Aim of the task:
Below is a listing; write it out exactly and drop any images from it.

Dataset extract:
◇ ◇ ◇
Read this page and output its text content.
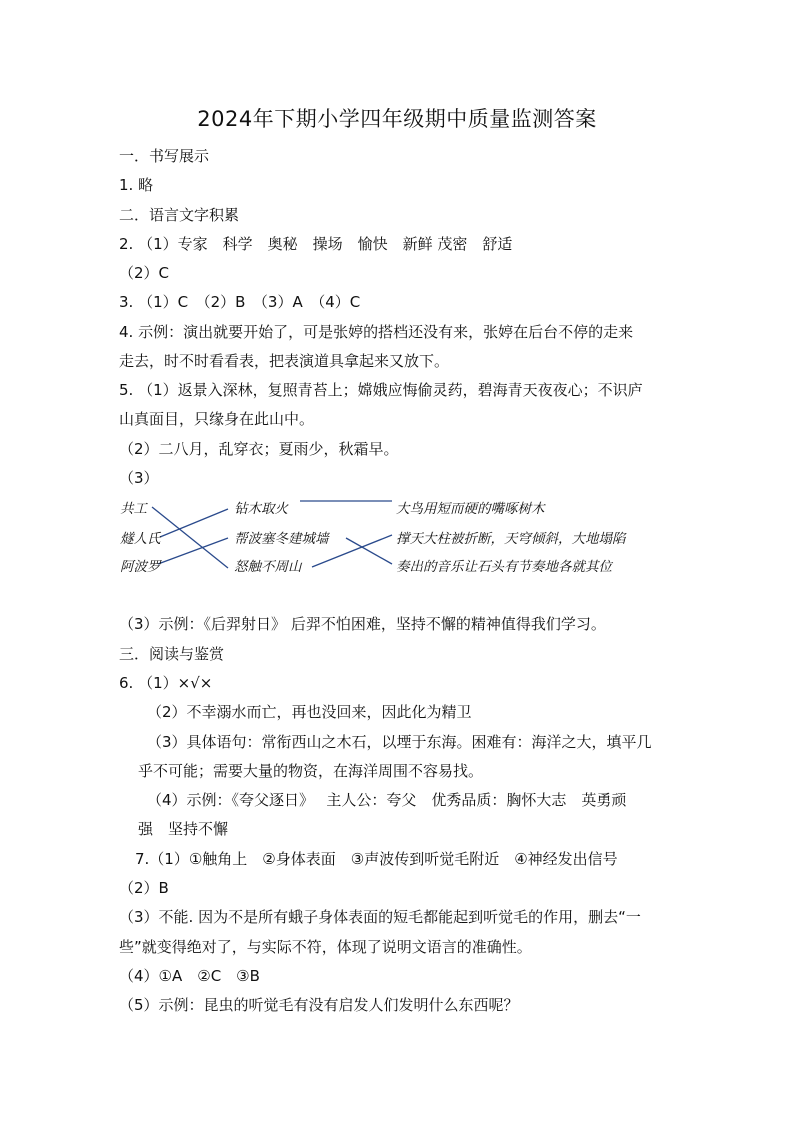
2024年下期小学四年级期中质量监测答案
一．书写展示
1. 略
二．语言文字积累
2. （1）专家　科学　奥秘　操场　愉快　新鲜 茂密　舒适
（2）C
3. （1）C　（2）B　（3）A　（4）C
4. 示例：演出就要开始了，可是张婷的搭档还没有来，张婷在后台不停的走来
走去，时不时看看表，把表演道具拿起来又放下。
5. （1）返景入深林，复照青苔上；嫦娥应悔偷灵药，碧海青天夜夜心；不识庐
山真面目，只缘身在此山中。
（2）二八月，乱穿衣；夏雨少，秋霜早。
（3）
共工
燧人氏
阿波罗
钻木取火
帮波塞冬建城墙
怒触不周山
大鸟用短而硬的嘴啄树木
撑天大柱被折断，天穹倾斜，大地塌陷
奏出的音乐让石头有节奏地各就其位
（3）示例：《后羿射日》 后羿不怕困难，坚持不懈的精神值得我们学习。
三．阅读与鉴赏
6. （1）×√×
（2）不幸溺水而亡，再也没回来，因此化为精卫
（3）具体语句：常衔西山之木石，以堙于东海。困难有：海洋之大，填平几
乎不可能；需要大量的物资，在海洋周围不容易找。
（4）示例：《夸父逐日》　 主人公：夸父　优秀品质：胸怀大志　英勇顽
强　坚持不懈
7.（1）①触角上　②身体表面　③声波传到听觉毛附近　④神经发出信号
（2）B
（3）不能. 因为不是所有蛾子身体表面的短毛都能起到听觉毛的作用，删去“一
些”就变得绝对了，与实际不符，体现了说明文语言的准确性。
（4）①A　②C　③B
（5）示例：昆虫的听觉毛有没有启发人们发明什么东西呢？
◇ ◇ ◇
Finished answer:
Read this page and output its text content.
2024年下期小学四年级期中质量监测答案
一．书写展示
1. 略
二．语言文字积累
2. （1）专家　科学　奥秘　操场　愉快　新鲜 茂密　舒适
（2）C
3. （1）C　（2）B　（3）A　（4）C
4. 示例：演出就要开始了，可是张婷的搭档还没有来，张婷在后台不停的走来
走去，时不时看看表，把表演道具拿起来又放下。
5. （1）返景入深林，复照青苔上；嫦娥应悔偷灵药，碧海青天夜夜心；不识庐
山真面目，只缘身在此山中。
（2）二八月，乱穿衣；夏雨少，秋霜早。
（3）
共工
燧人氏
阿波罗
钻木取火
帮波塞冬建城墙
怒触不周山
大鸟用短而硬的嘴啄树木
撑天大柱被折断，天穹倾斜，大地塌陷
奏出的音乐让石头有节奏地各就其位
（3）示例：《后羿射日》 后羿不怕困难，坚持不懈的精神值得我们学习。
三．阅读与鉴赏
6. （1）×√×
（2）不幸溺水而亡，再也没回来，因此化为精卫
（3）具体语句：常衔西山之木石，以堙于东海。困难有：海洋之大，填平几
乎不可能；需要大量的物资，在海洋周围不容易找。
（4）示例：《夸父逐日》　 主人公：夸父　优秀品质：胸怀大志　英勇顽
强　坚持不懈
7.（1）①触角上　②身体表面　③声波传到听觉毛附近　④神经发出信号
（2）B
（3）不能. 因为不是所有蛾子身体表面的短毛都能起到听觉毛的作用，删去“一
些”就变得绝对了，与实际不符，体现了说明文语言的准确性。
（4）①A　②C　③B
（5）示例：昆虫的听觉毛有没有启发人们发明什么东西呢？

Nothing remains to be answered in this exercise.